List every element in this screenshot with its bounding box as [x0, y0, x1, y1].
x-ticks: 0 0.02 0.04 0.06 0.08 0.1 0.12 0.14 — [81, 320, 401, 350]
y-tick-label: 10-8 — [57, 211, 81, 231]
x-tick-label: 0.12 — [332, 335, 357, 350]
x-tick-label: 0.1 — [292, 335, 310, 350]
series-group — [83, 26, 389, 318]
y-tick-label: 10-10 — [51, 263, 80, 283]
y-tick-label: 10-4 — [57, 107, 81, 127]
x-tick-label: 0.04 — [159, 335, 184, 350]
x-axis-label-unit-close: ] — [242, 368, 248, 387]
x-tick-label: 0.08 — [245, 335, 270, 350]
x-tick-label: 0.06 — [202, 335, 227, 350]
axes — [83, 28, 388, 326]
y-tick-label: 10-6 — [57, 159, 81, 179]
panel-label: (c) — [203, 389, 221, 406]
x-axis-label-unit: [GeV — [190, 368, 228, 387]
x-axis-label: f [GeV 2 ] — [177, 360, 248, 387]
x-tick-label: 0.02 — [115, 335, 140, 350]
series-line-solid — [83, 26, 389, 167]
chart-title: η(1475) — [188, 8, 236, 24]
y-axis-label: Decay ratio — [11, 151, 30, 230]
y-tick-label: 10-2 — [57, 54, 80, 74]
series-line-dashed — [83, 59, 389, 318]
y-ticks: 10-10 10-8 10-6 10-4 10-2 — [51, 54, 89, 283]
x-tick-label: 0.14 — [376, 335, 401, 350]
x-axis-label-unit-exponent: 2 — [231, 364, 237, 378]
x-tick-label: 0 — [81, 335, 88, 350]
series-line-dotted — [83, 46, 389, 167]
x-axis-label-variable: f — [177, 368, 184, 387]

...

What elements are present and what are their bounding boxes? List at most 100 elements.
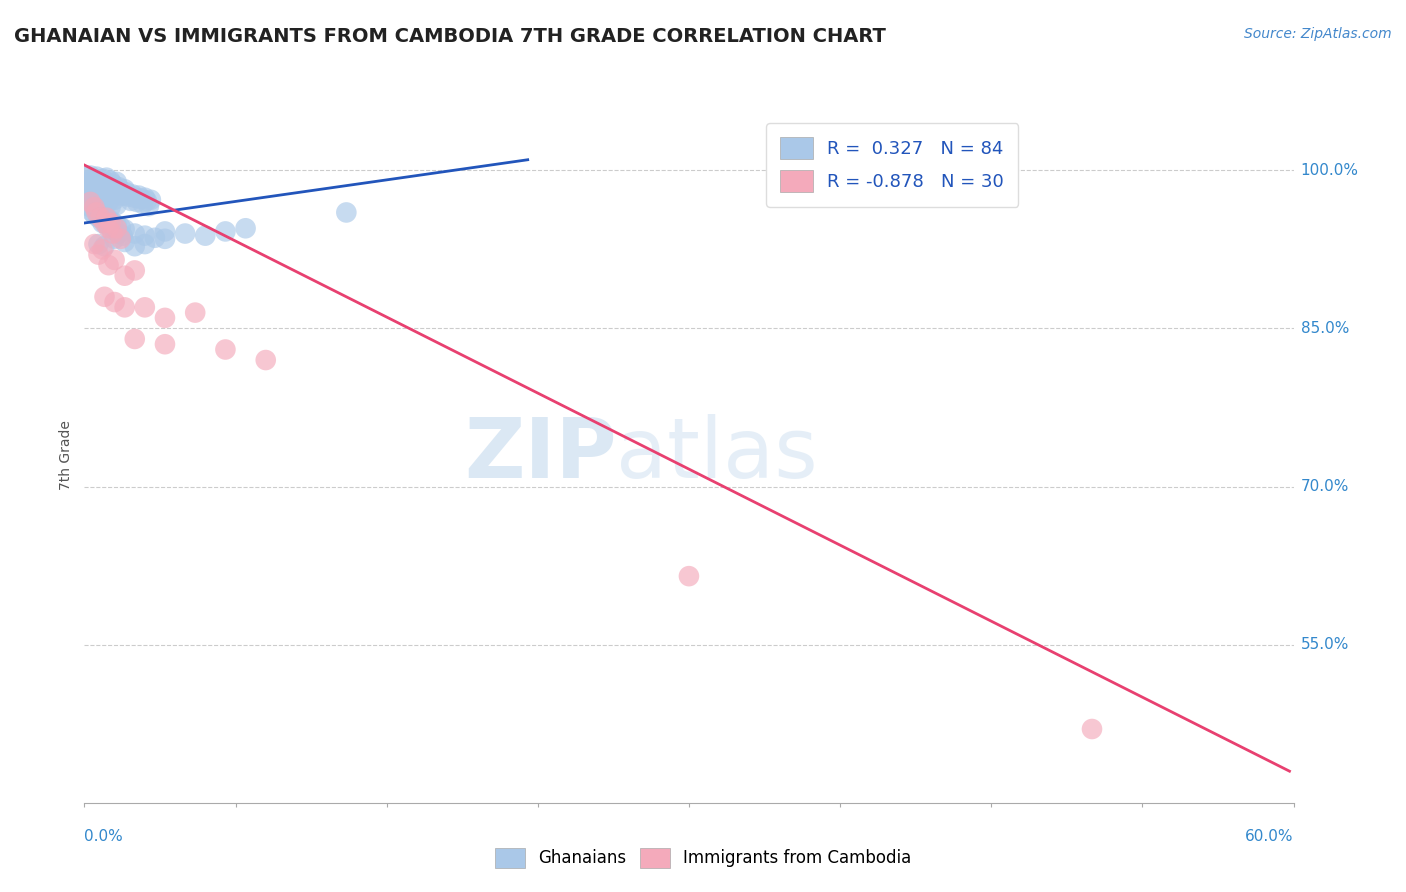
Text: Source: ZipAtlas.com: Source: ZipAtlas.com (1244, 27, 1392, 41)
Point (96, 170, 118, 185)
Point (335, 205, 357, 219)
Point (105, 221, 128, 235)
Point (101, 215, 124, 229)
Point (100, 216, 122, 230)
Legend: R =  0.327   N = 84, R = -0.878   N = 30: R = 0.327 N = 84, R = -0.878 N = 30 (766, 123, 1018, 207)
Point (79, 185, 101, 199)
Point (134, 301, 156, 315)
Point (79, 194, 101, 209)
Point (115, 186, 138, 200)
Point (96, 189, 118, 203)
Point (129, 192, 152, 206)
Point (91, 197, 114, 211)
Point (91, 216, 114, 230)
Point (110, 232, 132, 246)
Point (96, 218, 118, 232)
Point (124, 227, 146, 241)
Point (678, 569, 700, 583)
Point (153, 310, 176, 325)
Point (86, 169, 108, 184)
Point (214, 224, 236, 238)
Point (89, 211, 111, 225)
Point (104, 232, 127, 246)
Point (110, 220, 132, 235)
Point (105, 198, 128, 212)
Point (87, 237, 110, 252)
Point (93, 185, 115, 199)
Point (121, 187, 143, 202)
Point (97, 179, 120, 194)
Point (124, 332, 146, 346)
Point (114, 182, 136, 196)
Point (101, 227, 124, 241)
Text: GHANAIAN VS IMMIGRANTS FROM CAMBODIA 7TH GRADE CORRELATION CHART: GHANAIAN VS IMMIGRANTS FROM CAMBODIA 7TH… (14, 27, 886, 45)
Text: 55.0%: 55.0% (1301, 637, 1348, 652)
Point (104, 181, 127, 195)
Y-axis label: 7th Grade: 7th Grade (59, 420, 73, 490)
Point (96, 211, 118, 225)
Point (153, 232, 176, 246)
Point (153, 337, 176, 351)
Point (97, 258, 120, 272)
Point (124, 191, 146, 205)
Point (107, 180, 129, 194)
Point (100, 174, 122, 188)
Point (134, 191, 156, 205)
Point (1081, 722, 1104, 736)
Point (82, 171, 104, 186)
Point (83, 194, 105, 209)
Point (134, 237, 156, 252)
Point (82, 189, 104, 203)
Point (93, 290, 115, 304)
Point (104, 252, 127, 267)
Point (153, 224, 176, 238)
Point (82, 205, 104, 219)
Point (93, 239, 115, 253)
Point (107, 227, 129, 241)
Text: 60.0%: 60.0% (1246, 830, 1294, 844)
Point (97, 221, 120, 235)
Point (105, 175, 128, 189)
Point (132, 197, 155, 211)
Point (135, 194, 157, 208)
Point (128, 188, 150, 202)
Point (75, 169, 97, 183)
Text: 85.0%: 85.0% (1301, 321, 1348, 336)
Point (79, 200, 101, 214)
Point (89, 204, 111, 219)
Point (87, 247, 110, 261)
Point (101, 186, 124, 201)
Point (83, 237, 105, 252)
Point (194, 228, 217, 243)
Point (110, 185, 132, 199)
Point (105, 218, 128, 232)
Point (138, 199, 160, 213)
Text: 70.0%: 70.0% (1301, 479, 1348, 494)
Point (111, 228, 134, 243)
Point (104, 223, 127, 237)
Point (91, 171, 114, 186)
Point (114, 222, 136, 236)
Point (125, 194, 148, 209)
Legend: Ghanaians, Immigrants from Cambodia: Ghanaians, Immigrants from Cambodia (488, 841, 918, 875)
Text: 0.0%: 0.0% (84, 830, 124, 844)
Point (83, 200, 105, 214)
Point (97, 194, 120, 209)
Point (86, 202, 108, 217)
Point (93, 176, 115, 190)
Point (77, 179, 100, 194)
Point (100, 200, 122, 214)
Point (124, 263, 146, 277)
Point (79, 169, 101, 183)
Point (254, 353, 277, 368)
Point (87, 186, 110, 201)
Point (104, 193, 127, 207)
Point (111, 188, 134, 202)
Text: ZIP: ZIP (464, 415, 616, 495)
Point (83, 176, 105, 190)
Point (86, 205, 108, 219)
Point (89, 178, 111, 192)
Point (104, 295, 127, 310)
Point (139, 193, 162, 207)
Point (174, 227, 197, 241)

==

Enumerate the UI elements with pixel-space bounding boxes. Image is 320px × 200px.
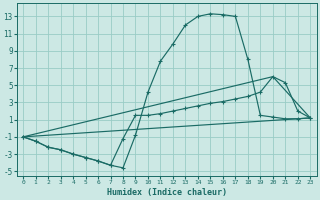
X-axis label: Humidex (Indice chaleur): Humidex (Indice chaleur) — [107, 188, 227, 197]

**SHORT EXERCISE**
Recast the records above as a JSON list of strings, one string per line, taking everything from the line containing "List every element" down to the line containing "axes — [83, 28, 388, 326]", both of those lines included, and leaving out any blank lines.

**RESULT**
[
  "List every element in this screenshot with its bounding box as [x0, y0, x1, y1].",
  "x-ticks: 0 0.02 0.04 0.06 0.08 0.1 0.12 0.14 — [81, 320, 401, 350]",
  "y-tick-label: 10-8 — [57, 211, 81, 231]",
  "x-tick-label: 0.12 — [332, 335, 357, 350]",
  "x-tick-label: 0.1 — [292, 335, 310, 350]",
  "series-group — [83, 26, 389, 318]",
  "y-tick-label: 10-10 — [51, 263, 80, 283]",
  "y-tick-label: 10-4 — [57, 107, 81, 127]",
  "x-tick-label: 0.04 — [159, 335, 184, 350]",
  "x-axis-label-unit-close: ] — [242, 368, 248, 387]",
  "x-tick-label: 0.08 — [245, 335, 270, 350]",
  "x-tick-label: 0.06 — [202, 335, 227, 350]",
  "axes — [83, 28, 388, 326]"
]